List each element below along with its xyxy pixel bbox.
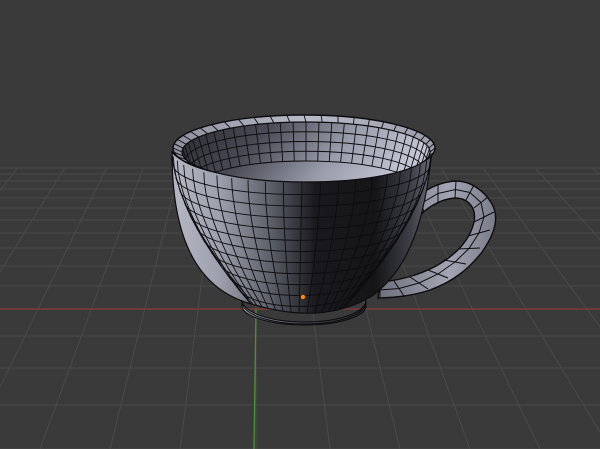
viewport-canvas[interactable] [0,0,600,449]
object-origin-point[interactable] [300,294,306,300]
3d-viewport[interactable] [0,0,600,449]
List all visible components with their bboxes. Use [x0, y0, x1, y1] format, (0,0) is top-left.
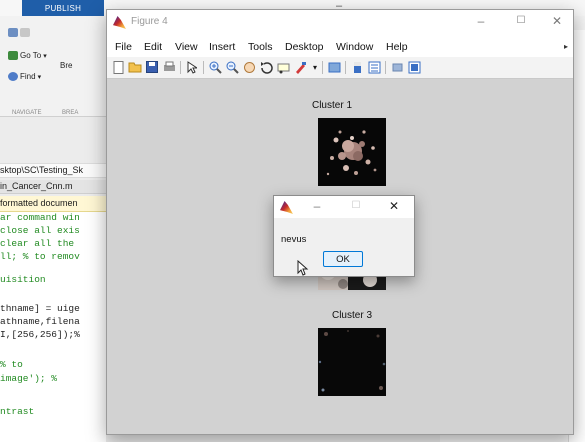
message-dialog: – ☐ ✕ nevus OK [273, 195, 415, 277]
menu-view[interactable]: View [175, 41, 198, 53]
minimize-icon[interactable]: – [471, 14, 491, 28]
toolbar-separator [345, 61, 346, 74]
code-line: ntrast [0, 406, 35, 417]
code-line: image'); % [0, 373, 58, 384]
cluster-3-title: Cluster 3 [331, 310, 372, 321]
ribbon-find[interactable]: Find ▾ [8, 72, 41, 81]
dialog-matlab-logo-icon [280, 201, 293, 214]
figure-menubar: File Edit View Insert Tools Desktop Wind… [107, 37, 573, 57]
compare-icon [8, 28, 18, 37]
dialog-close-icon[interactable]: ✕ [384, 199, 404, 213]
show-tools-icon[interactable] [407, 60, 421, 74]
comment-icon [20, 28, 30, 37]
matlab-logo-icon [113, 16, 126, 29]
maximize-icon[interactable]: ☐ [511, 15, 531, 26]
code-editor[interactable]: ar command win close all exis clear all … [0, 212, 106, 442]
ribbon-section-breakpoints: BREA [62, 110, 79, 116]
goto-arrow-icon [8, 51, 18, 60]
ribbon-section-navigate: NAVIGATE [12, 110, 42, 116]
ribbon: Go To ▾ Bre Find ▾ NAVIGATE BREA [0, 16, 106, 117]
ribbon-find-label: Find [20, 72, 36, 81]
menu-edit[interactable]: Edit [144, 41, 162, 53]
figure-toolbar: ▾ [107, 57, 573, 79]
magnifier-icon [8, 72, 18, 81]
figure-titlebar[interactable]: Figure 4 – ☐ ✕ [107, 10, 573, 37]
ribbon-compare-icons[interactable] [8, 28, 30, 37]
new-figure-icon[interactable] [112, 60, 126, 74]
figure-title: Figure 4 [131, 16, 168, 27]
dialog-message: nevus [281, 234, 307, 245]
toolbar-separator [385, 61, 386, 74]
ribbon-breakpoints[interactable]: Bre [60, 61, 72, 70]
zoom-out-icon[interactable] [225, 60, 239, 74]
code-line: close all exis [0, 225, 80, 236]
close-icon[interactable]: ✕ [547, 14, 567, 28]
hide-tools-icon[interactable] [390, 60, 404, 74]
save-icon[interactable] [145, 60, 159, 74]
menu-tools[interactable]: Tools [248, 41, 273, 53]
pointer-icon[interactable] [185, 60, 199, 74]
menu-file[interactable]: File [115, 41, 132, 53]
code-line: I,[256,256]);% [0, 329, 80, 340]
data-cursor-icon[interactable] [276, 60, 290, 74]
editor-notice-bar: formatted documen [0, 196, 106, 212]
mouse-cursor-icon [297, 260, 309, 276]
brush-dropdown-icon[interactable]: ▾ [308, 60, 322, 74]
ribbon-breakpoints-label: Bre [60, 61, 73, 70]
code-line: uisition [0, 274, 46, 285]
brush-icon[interactable] [293, 60, 307, 74]
cluster-1-title: Cluster 1 [311, 100, 352, 111]
menu-window[interactable]: Window [336, 41, 373, 53]
rotate-icon[interactable] [259, 60, 273, 74]
code-line: ar command win [0, 212, 80, 223]
menu-help[interactable]: Help [386, 41, 408, 53]
dialog-maximize-icon: ☐ [351, 200, 361, 211]
print-icon[interactable] [162, 60, 176, 74]
toolbar-separator [322, 61, 323, 74]
ribbon-goto[interactable]: Go To ▾ [8, 51, 47, 60]
cluster-3-image [318, 328, 386, 396]
code-line: clear all the [0, 238, 75, 249]
code-line: athname,filena [0, 316, 80, 327]
editor-file-tab[interactable]: in_Cancer_Cnn.m [0, 180, 106, 194]
cluster-1-image [318, 118, 386, 186]
current-folder-path[interactable]: sktop\SC\Testing_Sk [0, 163, 106, 178]
code-line: thname] = uige [0, 303, 80, 314]
zoom-in-icon[interactable] [208, 60, 222, 74]
ribbon-goto-label: Go To [20, 51, 42, 60]
open-file-icon[interactable] [128, 60, 142, 74]
code-line: ll; % to remov [0, 251, 80, 262]
dialog-titlebar[interactable]: – ☐ ✕ [274, 196, 414, 218]
ok-button[interactable]: OK [323, 251, 363, 267]
dialog-minimize-icon[interactable]: – [307, 199, 327, 213]
colorbar-icon[interactable] [350, 60, 364, 74]
code-line: % to [0, 359, 23, 370]
pan-icon[interactable] [242, 60, 256, 74]
menu-insert[interactable]: Insert [209, 41, 235, 53]
menu-desktop[interactable]: Desktop [285, 41, 324, 53]
tab-publish[interactable]: PUBLISH [22, 0, 104, 16]
menu-overflow-icon[interactable]: ▸ [564, 42, 568, 51]
toolbar-separator [180, 61, 181, 74]
legend-icon[interactable] [367, 60, 381, 74]
link-icon[interactable] [327, 60, 341, 74]
toolbar-separator [203, 61, 204, 74]
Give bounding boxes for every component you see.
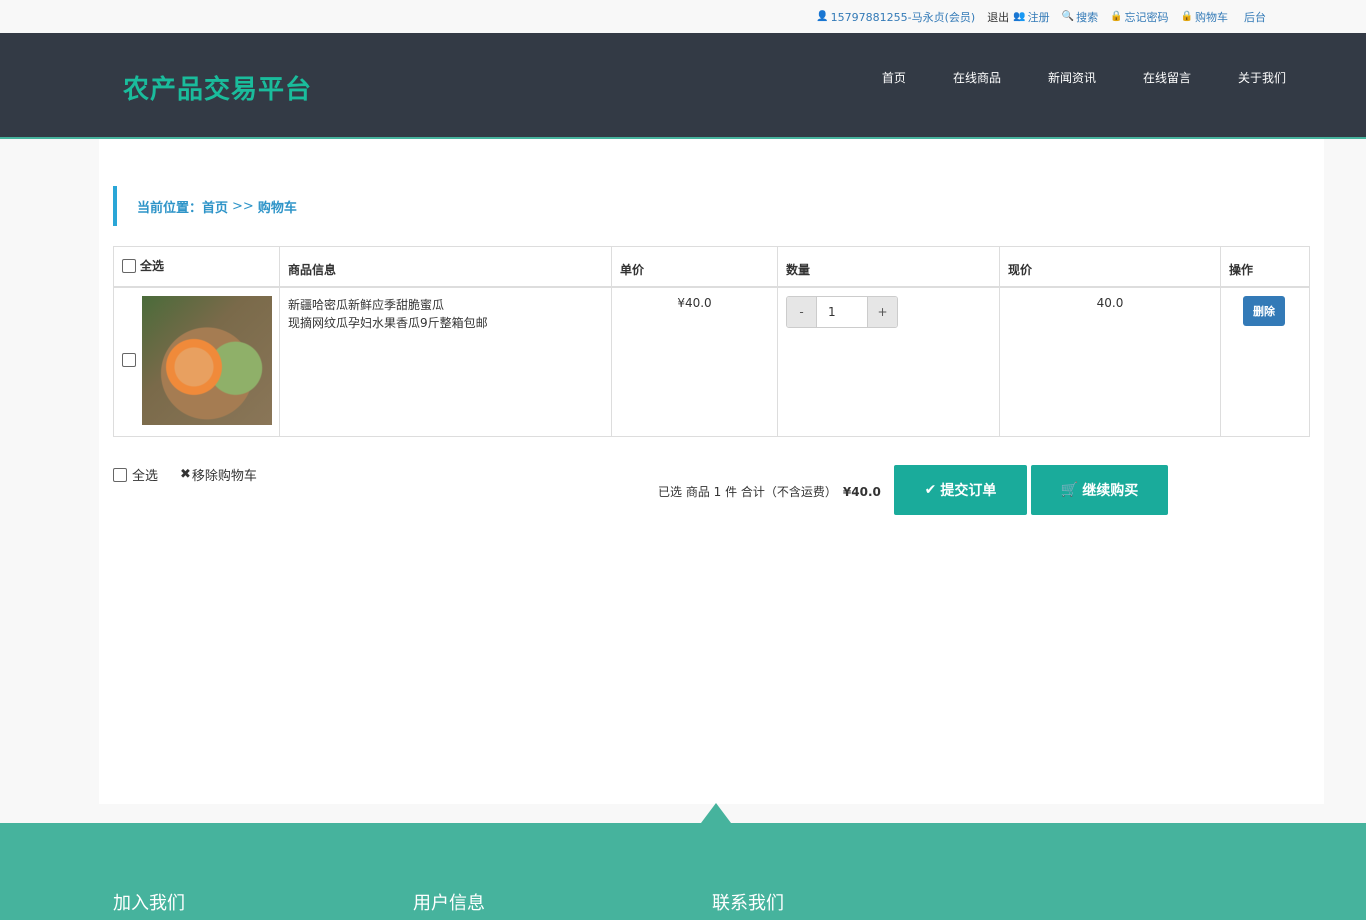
nav-about[interactable]: 关于我们	[1238, 69, 1286, 86]
nav-news[interactable]: 新闻资讯	[1048, 69, 1096, 86]
cart-summary: 已选 商品 1 件 合计（不含运费） ¥40.0	[658, 483, 881, 500]
forgot-password-link[interactable]: 🔒 忘记密码	[1110, 9, 1168, 25]
submit-order-button[interactable]: ✔ 提交订单	[894, 465, 1027, 515]
unit-price: ¥40.0	[611, 286, 778, 437]
user-plus-icon: 👥	[1013, 11, 1026, 22]
top-utility-bar: 👤 15797881255-马永贞(会员) 退出 👥 注册 🔍 搜索 🔒 忘记密…	[0, 0, 1366, 33]
footer-join-heading: 加入我们	[113, 893, 185, 914]
user-icon: 👤	[816, 11, 829, 22]
cart-label: 购物车	[1195, 10, 1228, 24]
product-image[interactable]	[142, 295, 272, 425]
lock-icon: 🔒	[1110, 11, 1123, 22]
select-all-label: 全选	[140, 259, 165, 273]
nav-products[interactable]: 在线商品	[953, 69, 1001, 86]
footer-arrow	[701, 803, 731, 823]
breadcrumb-home[interactable]: 首页	[202, 197, 228, 216]
admin-link[interactable]: 后台	[1244, 9, 1266, 25]
table-row: 新疆哈密瓜新鲜应季甜脆蜜瓜 现摘网纹瓜孕妇水果香瓜9斤整箱包邮 ¥40.0 - …	[113, 286, 1310, 437]
qty-cell: - 1 +	[777, 286, 1000, 437]
nav-messages[interactable]: 在线留言	[1143, 69, 1191, 86]
lock-icon: 🔒	[1180, 11, 1193, 22]
search-label: 搜索	[1076, 10, 1099, 24]
bottom-select-all-checkbox[interactable]	[113, 467, 127, 482]
breadcrumb: 当前位置： 首页 >> 购物车	[113, 186, 297, 226]
qty-increment-button[interactable]: +	[868, 296, 897, 327]
breadcrumb-current: 购物车	[257, 200, 297, 216]
user-name: 15797881255-马永贞(会员)	[830, 10, 976, 24]
forgot-label: 忘记密码	[1124, 10, 1169, 24]
site-logo[interactable]: 农产品交易平台	[123, 69, 312, 106]
submit-label: 提交订单	[940, 483, 997, 499]
site-header: 农产品交易平台 首页 在线商品 新闻资讯 在线留言 关于我们	[0, 33, 1366, 139]
register-label: 注册	[1027, 10, 1050, 24]
remove-from-cart-link[interactable]: ✖ 移除购物车	[180, 465, 257, 484]
logout-link[interactable]: 退出	[987, 9, 1009, 25]
cart-table: 全选 商品信息 单价 数量 现价 操作 新疆哈密瓜新鲜应季甜脆蜜瓜 现摘网纹瓜孕…	[113, 246, 1310, 437]
user-link[interactable]: 👤 15797881255-马永贞(会员)	[816, 9, 975, 25]
action-cell: 删除	[1220, 286, 1310, 437]
header-info: 商品信息	[279, 246, 612, 288]
qty-decrement-button[interactable]: -	[787, 296, 816, 327]
remove-label: 移除购物车	[191, 469, 257, 484]
product-name-line2: 现摘网纹瓜孕妇水果香瓜9斤整箱包邮	[288, 315, 488, 330]
footer-contact-heading: 联系我们	[712, 893, 784, 914]
current-price: 40.0	[999, 286, 1221, 437]
summary-text: 已选 商品 1 件 合计（不含运费）	[658, 485, 837, 499]
header-action: 操作	[1220, 246, 1310, 288]
row-select-cell	[113, 286, 280, 437]
product-info-cell: 新疆哈密瓜新鲜应季甜脆蜜瓜 现摘网纹瓜孕妇水果香瓜9斤整箱包邮	[279, 286, 612, 437]
header-now-price: 现价	[999, 246, 1221, 288]
close-icon: ✖	[180, 467, 191, 482]
header-select-all: 全选	[113, 246, 280, 288]
breadcrumb-label: 当前位置：	[137, 200, 203, 216]
summary-total: ¥40.0	[842, 485, 881, 499]
continue-label: 继续购买	[1082, 483, 1139, 499]
quantity-stepper: - 1 +	[786, 295, 898, 328]
site-footer: 加入我们 用户信息 联系我们	[0, 823, 1366, 920]
product-name[interactable]: 新疆哈密瓜新鲜应季甜脆蜜瓜 现摘网纹瓜孕妇水果香瓜9斤整箱包邮	[288, 296, 603, 332]
cart-bulk-actions: 全选 ✖ 移除购物车	[113, 465, 257, 484]
main-nav: 首页 在线商品 新闻资讯 在线留言 关于我们	[835, 69, 1286, 86]
header-price: 单价	[611, 246, 778, 288]
cart-link[interactable]: 🔒 购物车	[1181, 9, 1228, 25]
breadcrumb-separator: >>	[232, 198, 254, 214]
main-content: 当前位置： 首页 >> 购物车 全选 商品信息 单价 数量 现价 操作 新疆哈密…	[99, 139, 1324, 804]
register-link[interactable]: 👥 注册	[1013, 9, 1049, 25]
cart-icon: 🛒	[1060, 482, 1079, 498]
header-qty: 数量	[777, 246, 1000, 288]
row-checkbox[interactable]	[122, 352, 136, 367]
check-icon: ✔	[924, 482, 937, 498]
nav-home[interactable]: 首页	[882, 69, 906, 86]
bottom-select-all-label: 全选	[132, 469, 159, 484]
footer-user-info-heading: 用户信息	[413, 893, 485, 914]
search-link[interactable]: 🔍 搜索	[1062, 9, 1098, 25]
continue-shopping-button[interactable]: 🛒 继续购买	[1031, 465, 1168, 515]
table-header-row: 全选 商品信息 单价 数量 现价 操作	[113, 246, 1310, 288]
delete-button[interactable]: 删除	[1243, 295, 1285, 326]
qty-input[interactable]: 1	[816, 296, 868, 327]
search-icon: 🔍	[1061, 11, 1075, 22]
select-all-checkbox[interactable]	[122, 258, 136, 273]
product-name-line1: 新疆哈密瓜新鲜应季甜脆蜜瓜	[288, 297, 445, 312]
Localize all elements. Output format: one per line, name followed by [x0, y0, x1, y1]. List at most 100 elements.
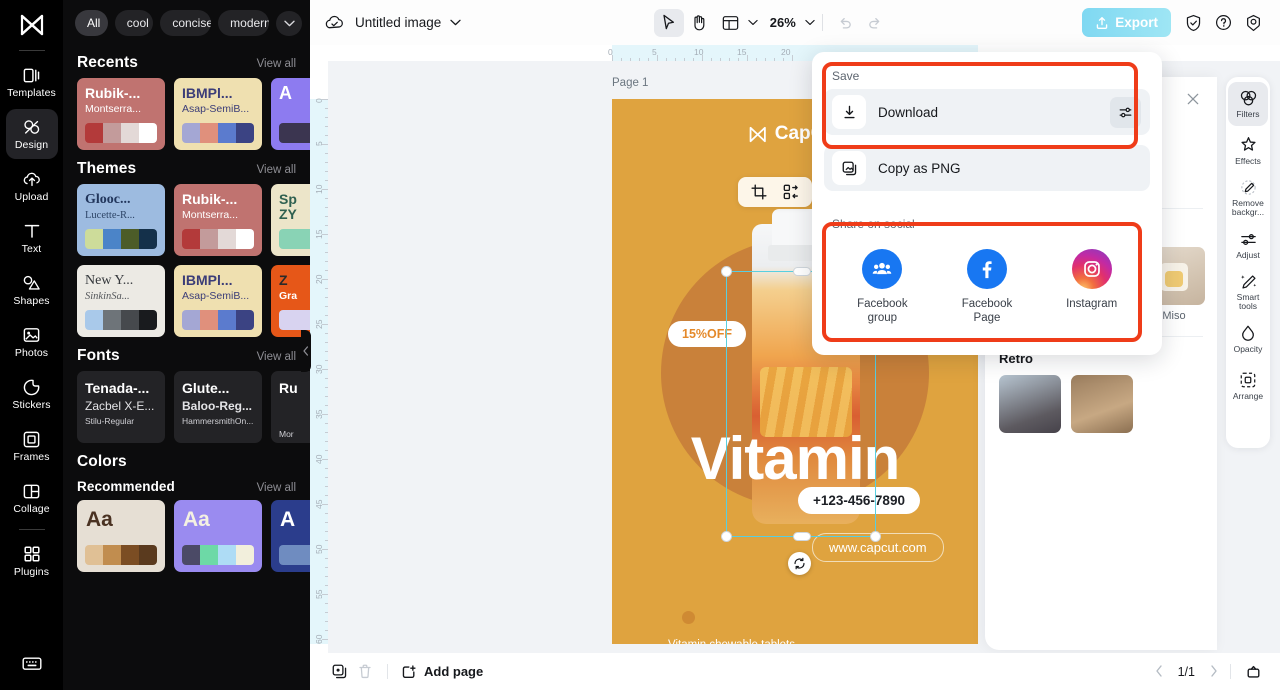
- prev-page-button[interactable]: [1152, 664, 1166, 680]
- duplicate-page-button[interactable]: [326, 660, 352, 684]
- selection-handle-bc[interactable]: [793, 532, 811, 541]
- share-instagram-button[interactable]: Instagram: [1049, 249, 1135, 325]
- panel-collapse-handle[interactable]: [301, 330, 311, 372]
- capcut-logo-icon: [748, 126, 768, 143]
- right-tool-remove-background[interactable]: Remove backgr...: [1228, 176, 1268, 220]
- add-page-button[interactable]: Add page: [401, 664, 483, 680]
- template-card[interactable]: IBMPl... Asap-SemiB...: [174, 78, 262, 150]
- sidebar-item-design[interactable]: Design: [5, 109, 58, 159]
- redo-button[interactable]: [860, 9, 890, 37]
- sidebar-item-photos[interactable]: Photos: [6, 317, 58, 367]
- font-card[interactable]: Glute... Baloo-Reg... HammersmithOn...: [174, 371, 262, 443]
- chip-all[interactable]: All: [75, 10, 108, 36]
- replace-media-icon[interactable]: [783, 184, 799, 200]
- font-card[interactable]: Ru Mor: [271, 371, 310, 443]
- sidebar-item-collage[interactable]: Collage: [6, 473, 58, 523]
- bottom-divider: [387, 664, 388, 679]
- theme-card[interactable]: New Y... SinkinSa...: [77, 265, 165, 337]
- shield-button[interactable]: [1178, 9, 1208, 37]
- artboard-description[interactable]: Vitamin chewable tablets, nutrition shou…: [668, 637, 813, 644]
- layout-caret[interactable]: [748, 19, 758, 26]
- copy-as-png-menu-item[interactable]: Copy as PNG: [824, 145, 1150, 191]
- sidebar-item-plugins[interactable]: Plugins: [6, 536, 58, 586]
- settings-button[interactable]: [1238, 9, 1268, 37]
- sidebar-item-stickers[interactable]: Stickers: [6, 369, 58, 419]
- right-tool-arrange[interactable]: Arrange: [1228, 364, 1268, 408]
- card-title: IBMPl...: [182, 273, 233, 288]
- chip-modern[interactable]: modern: [218, 10, 269, 36]
- hand-icon: [694, 15, 705, 31]
- selection-handle-bl[interactable]: [721, 531, 732, 542]
- document-title-caret[interactable]: [450, 19, 461, 26]
- view-all-link-recents[interactable]: View all: [257, 58, 296, 70]
- share-label: Facebook Page: [961, 298, 1013, 324]
- theme-card[interactable]: IBMPl... Asap-SemiB...: [174, 265, 262, 337]
- right-tool-opacity[interactable]: Opacity: [1228, 317, 1268, 361]
- chips-expand-button[interactable]: [276, 10, 302, 36]
- layout-tool-button[interactable]: [716, 9, 746, 37]
- export-button[interactable]: Export: [1082, 8, 1171, 37]
- select-tool-button[interactable]: [653, 8, 684, 37]
- ruler-label: 15: [737, 47, 747, 57]
- section-subtitle: Recommended: [77, 479, 175, 494]
- theme-card[interactable]: Sp ZY: [271, 184, 310, 256]
- document-title[interactable]: Untitled image: [355, 15, 441, 30]
- download-menu-item[interactable]: Download: [824, 89, 1150, 135]
- sidebar-item-label: Shapes: [13, 295, 50, 307]
- chip-concise[interactable]: concise: [160, 10, 212, 36]
- color-card[interactable]: Aa: [77, 500, 165, 572]
- card-title: A: [279, 86, 292, 101]
- selection-handle-br[interactable]: [870, 531, 881, 542]
- share-facebook-group-button[interactable]: Facebook group: [839, 249, 925, 325]
- keyboard-shortcuts-button[interactable]: [0, 656, 63, 676]
- filter-item-retro-1[interactable]: [999, 375, 1061, 433]
- instagram-icon: [1071, 249, 1112, 289]
- pages-grid-button[interactable]: [1240, 660, 1266, 684]
- hand-tool-button[interactable]: [684, 9, 714, 37]
- capcut-logo-icon[interactable]: [12, 8, 52, 42]
- close-panel-button[interactable]: [1183, 89, 1203, 109]
- right-tool-filters[interactable]: Filters: [1228, 82, 1268, 126]
- trash-icon: [359, 664, 371, 679]
- download-settings-button[interactable]: [1110, 96, 1141, 128]
- sidebar-item-label: Photos: [14, 347, 49, 359]
- sidebar-item-frames[interactable]: Frames: [6, 421, 58, 471]
- sidebar-item-upload[interactable]: Upload: [6, 161, 58, 211]
- delete-page-button[interactable]: [352, 660, 378, 684]
- color-card[interactable]: A: [271, 500, 310, 572]
- export-dropdown: Save Download Copy as PNG Share on socia…: [812, 52, 1162, 355]
- zoom-level[interactable]: 26%: [770, 15, 796, 30]
- theme-card[interactable]: Rubik-... Montserra...: [174, 184, 262, 256]
- view-all-link-colors[interactable]: View all: [257, 482, 296, 494]
- arrange-icon: [1239, 371, 1257, 389]
- rotate-handle[interactable]: [788, 552, 811, 575]
- sidebar-item-text[interactable]: Text: [6, 213, 58, 263]
- next-page-button[interactable]: [1207, 664, 1221, 680]
- selection-handle-tc[interactable]: [793, 267, 811, 276]
- filter-item-retro-2[interactable]: [1071, 375, 1133, 433]
- undo-button[interactable]: [830, 9, 860, 37]
- right-tool-effects[interactable]: Effects: [1228, 129, 1268, 173]
- sidebar-item-shapes[interactable]: Shapes: [6, 265, 58, 315]
- font-card-name: Tenada-...: [85, 380, 150, 396]
- color-card[interactable]: Aa: [174, 500, 262, 572]
- chip-cool[interactable]: cool: [114, 10, 154, 36]
- view-all-link-fonts[interactable]: View all: [257, 351, 296, 363]
- selection-handle-tl[interactable]: [721, 266, 732, 277]
- themes-row-1: Glooc... Lucette-R... Rubik-... Montserr…: [63, 184, 310, 256]
- sidebar-item-templates[interactable]: Templates: [6, 57, 58, 107]
- view-all-link-themes[interactable]: View all: [257, 164, 296, 176]
- font-card[interactable]: Tenada-... Zacbel X-E... Stilu-Regular: [77, 371, 165, 443]
- template-card[interactable]: A: [271, 78, 310, 150]
- share-facebook-page-button[interactable]: Facebook Page: [944, 249, 1030, 325]
- help-button[interactable]: [1208, 9, 1238, 37]
- theme-card[interactable]: Glooc... Lucette-R...: [77, 184, 165, 256]
- vertical-ruler[interactable]: 0 5 10 15 20 25 30 35 40 45 50 55 60: [310, 61, 328, 653]
- theme-card[interactable]: Z Gra: [271, 265, 310, 337]
- zoom-caret[interactable]: [805, 19, 815, 26]
- right-tool-smart-tools[interactable]: Smart tools: [1228, 270, 1268, 314]
- card-swatches: [279, 310, 310, 330]
- right-tool-adjust[interactable]: Adjust: [1228, 223, 1268, 267]
- template-card[interactable]: Rubik-... Montserra...: [77, 78, 165, 150]
- crop-icon[interactable]: [751, 184, 767, 200]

══════

## Your objective
Please rewrite the records from the start up to and including the line with "List all visible" as a Markdown table with the columns Row and Line, one numbered row per line. Skip blank lines and leave the pictures out.

## Response to the exercise
| Row | Line |
|---|---|
| 1 | List each element below along with its xyxy pixel bbox. |
| 2 | viewport-canvas[interactable] [0,0,600,449] |
| 3 | object-origin-point[interactable] [300,294,306,300] |
| 4 | 3d-viewport[interactable] [0,0,600,449] |
| 5 | List all visible components with their bboxes. Use [x0, y0, x1, y1] format, (0,0) is top-left. |